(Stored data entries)
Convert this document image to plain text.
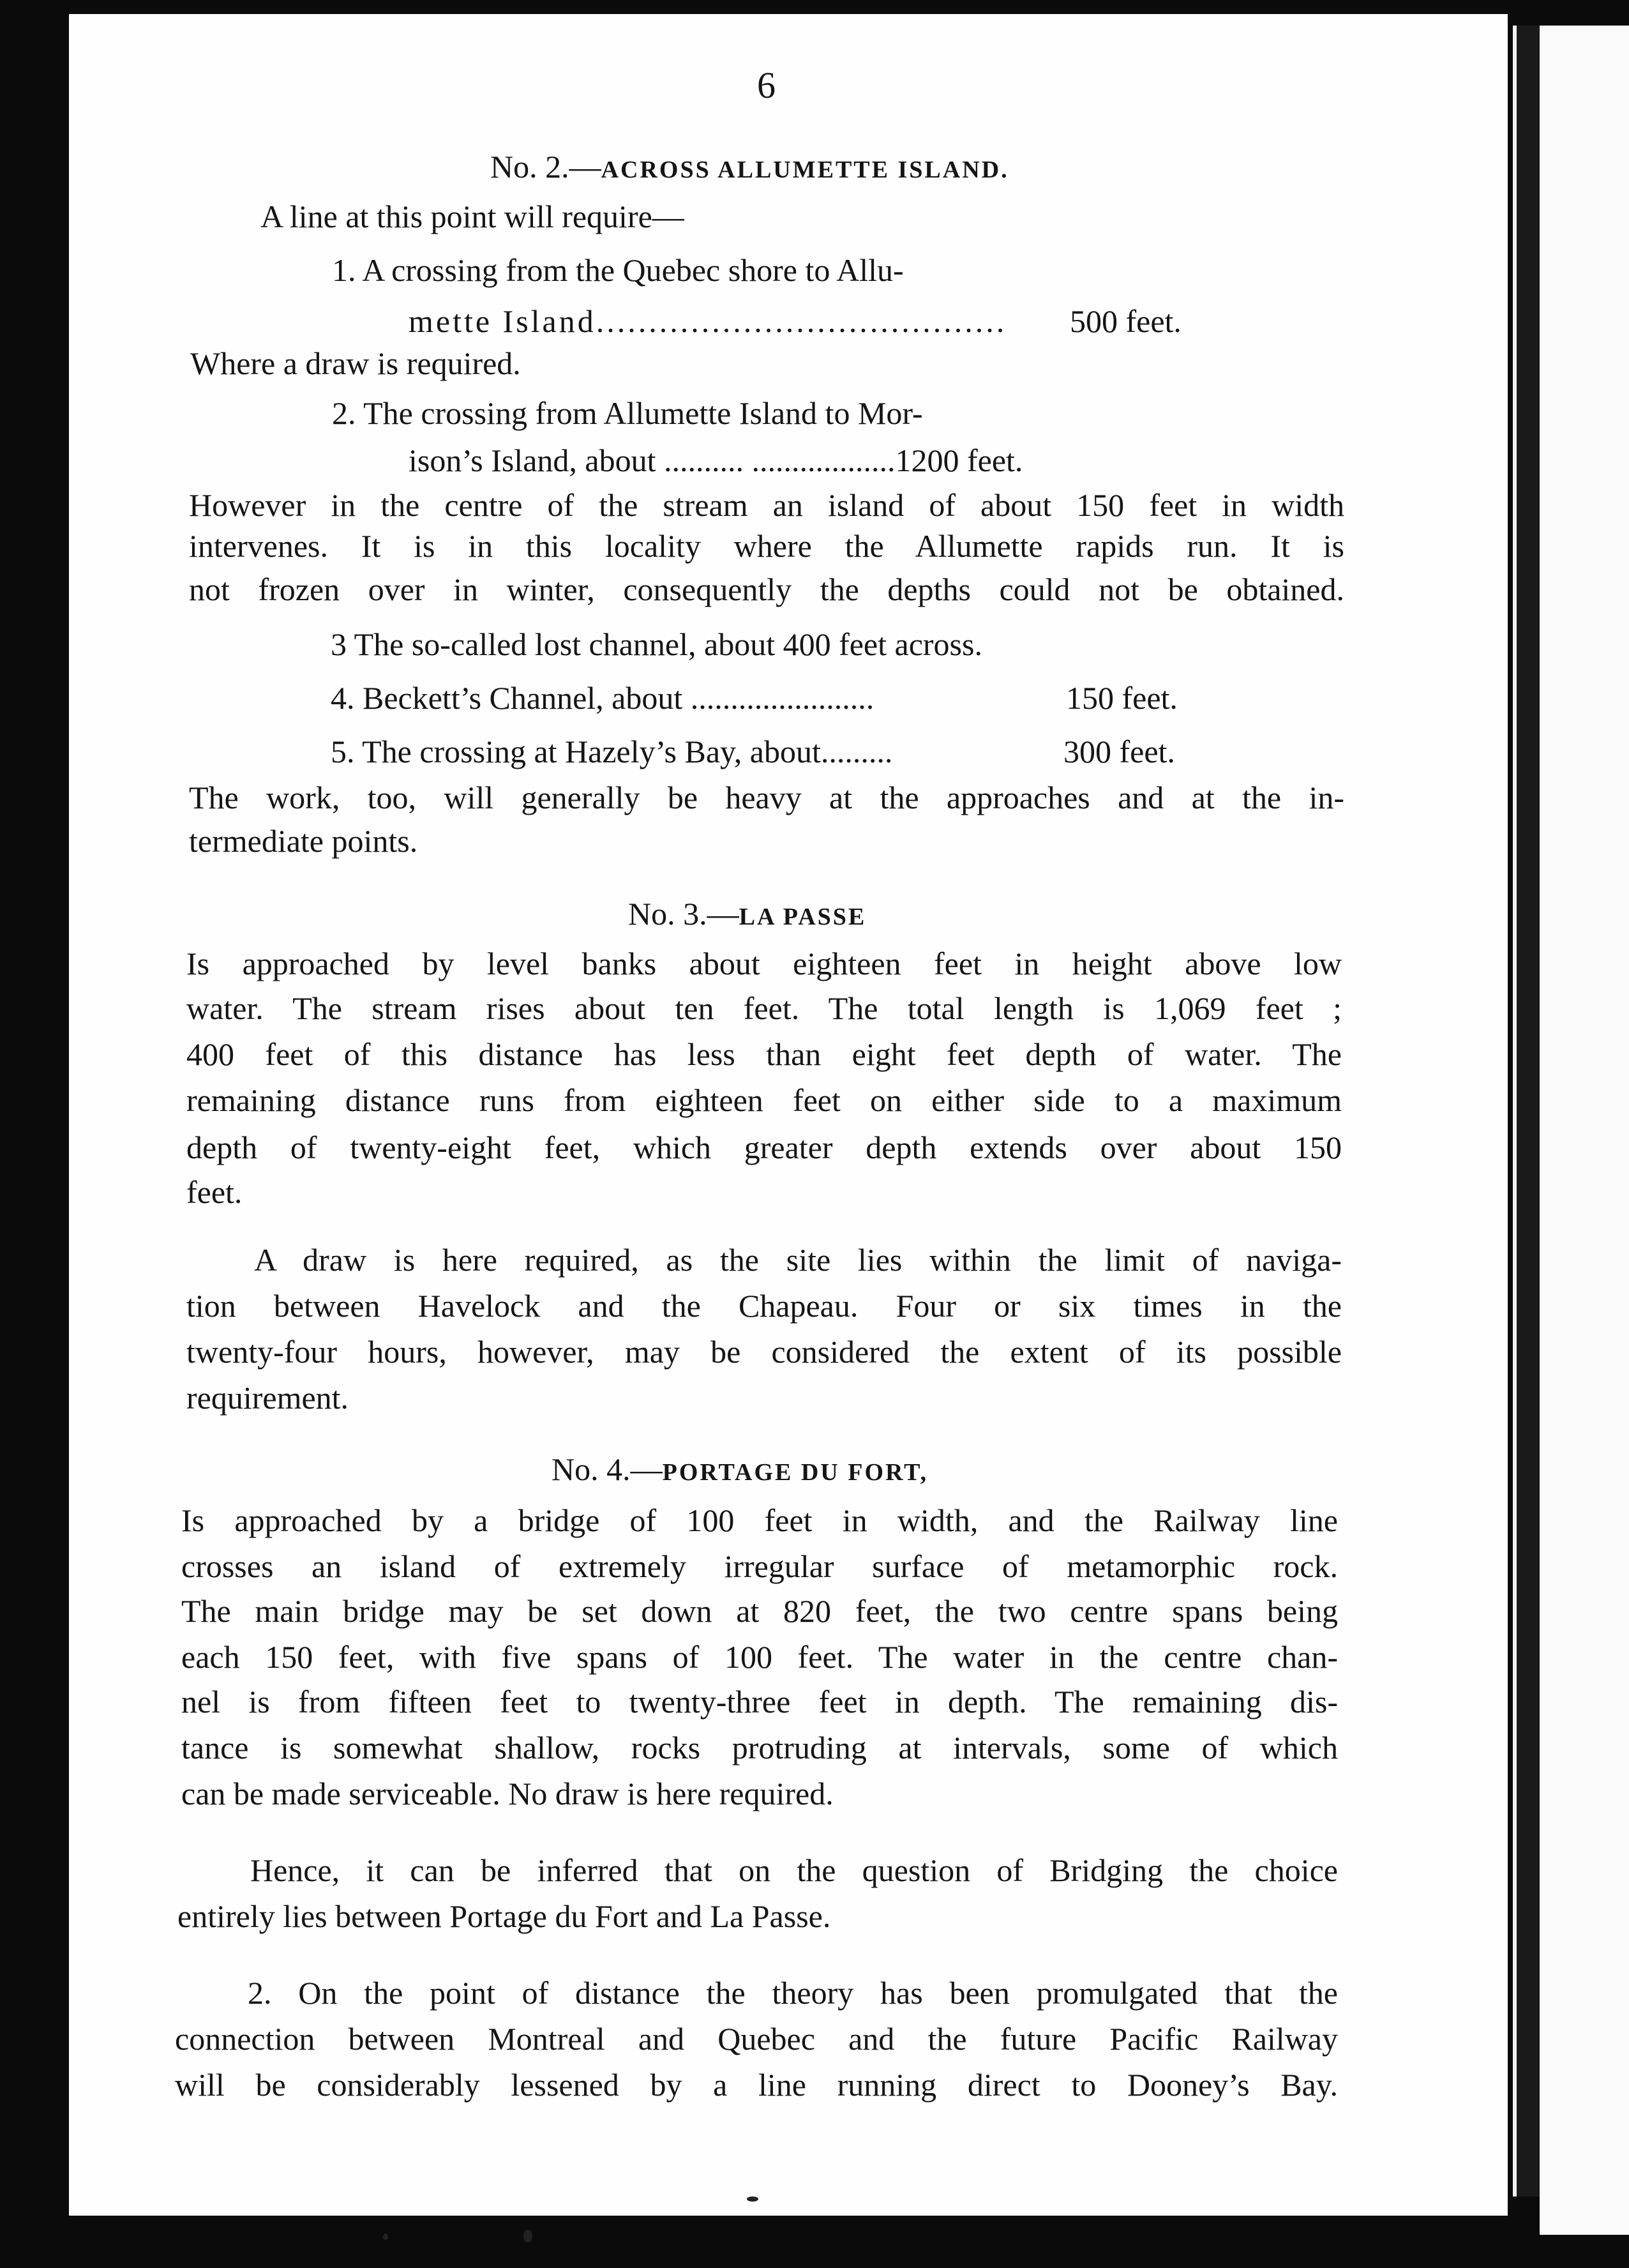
6
No. 2.—ACROSS ALLUMETTE ISLAND.
A line at this point will require—
1. A crossing from the Quebec shore to Allu-
mette Island....................................... 500 feet.
Where a draw is required.
2. The crossing from Allumette Island to Mor-
ison’s Island, about .......... ..................1200 feet.
However in the centre of the stream an island of about 150 feet in width
intervenes. It is in this locality where the Allumette rapids run. It is
not frozen over in winter, consequently the depths could not be obtained.
3 The so-called lost channel, about 400 feet across.
4. Beckett’s Channel, about .......................	150 feet.
5. The crossing at Hazely’s Bay, about.........	300 feet.
The work, too, will generally be heavy at the approaches and at the in-
termediate points.
No. 3.—LA PASSE
Is approached by level banks about eighteen feet in height above low
water. The stream rises about ten feet. The total length is 1,069 feet ;
400 feet of this distance has less than eight feet depth of water. The
remaining distance runs from eighteen feet on either side to a maximum
depth of twenty-eight feet, which greater depth extends over about 150
feet.
A draw is here required, as the site lies within the limit of naviga-
tion between Havelock and the Chapeau. Four or six times in the
twenty-four hours, however, may be considered the extent of its possible
requirement.
No. 4.—PORTAGE DU FORT,
Is approached by a bridge of 100 feet in width, and the Railway line
crosses an island of extremely irregular surface of metamorphic rock.
The main bridge may be set down at 820 feet, the two centre spans being
each 150 feet, with five spans of 100 feet. The water in the centre chan-
nel is from fifteen feet to twenty-three feet in depth. The remaining dis-
tance is somewhat shallow, rocks protruding at intervals, some of which
can be made serviceable. No draw is here required.
Hence, it can be inferred that on the question of Bridging the choice
entirely lies between Portage du Fort and La Passe.
2. On the point of distance the theory has been promulgated that the
connection between Montreal and Quebec and the future Pacific Railway
will be considerably lessened by a line running direct to Dooney’s Bay.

| TASK STATEMENT |
The listing above must be printed again exactly, minus its pictures.

| FULL SOLUTION |
Convert this document image to plain text.
6
No. 2.—ACROSS ALLUMETTE ISLAND.
A line at this point will require—
1. A crossing from the Quebec shore to Allu-
mette Island....................................... 500 feet.
Where a draw is required.
2. The crossing from Allumette Island to Mor-
ison’s Island, about .......... ..................1200 feet.
However in the centre of the stream an island of about 150 feet in width
intervenes. It is in this locality where the Allumette rapids run. It is
not frozen over in winter, consequently the depths could not be obtained.
3 The so-called lost channel, about 400 feet across.
4. Beckett’s Channel, about .......................	150 feet.
5. The crossing at Hazely’s Bay, about.........	300 feet.
The work, too, will generally be heavy at the approaches and at the in-
termediate points.
No. 3.—LA PASSE
Is approached by level banks about eighteen feet in height above low
water. The stream rises about ten feet. The total length is 1,069 feet ;
400 feet of this distance has less than eight feet depth of water. The
remaining distance runs from eighteen feet on either side to a maximum
depth of twenty-eight feet, which greater depth extends over about 150
feet.
A draw is here required, as the site lies within the limit of naviga-
tion between Havelock and the Chapeau. Four or six times in the
twenty-four hours, however, may be considered the extent of its possible
requirement.
No. 4.—PORTAGE DU FORT,
Is approached by a bridge of 100 feet in width, and the Railway line
crosses an island of extremely irregular surface of metamorphic rock.
The main bridge may be set down at 820 feet, the two centre spans being
each 150 feet, with five spans of 100 feet. The water in the centre chan-
nel is from fifteen feet to twenty-three feet in depth. The remaining dis-
tance is somewhat shallow, rocks protruding at intervals, some of which
can be made serviceable. No draw is here required.
Hence, it can be inferred that on the question of Bridging the choice
entirely lies between Portage du Fort and La Passe.
2. On the point of distance the theory has been promulgated that the
connection between Montreal and Quebec and the future Pacific Railway
will be considerably lessened by a line running direct to Dooney’s Bay.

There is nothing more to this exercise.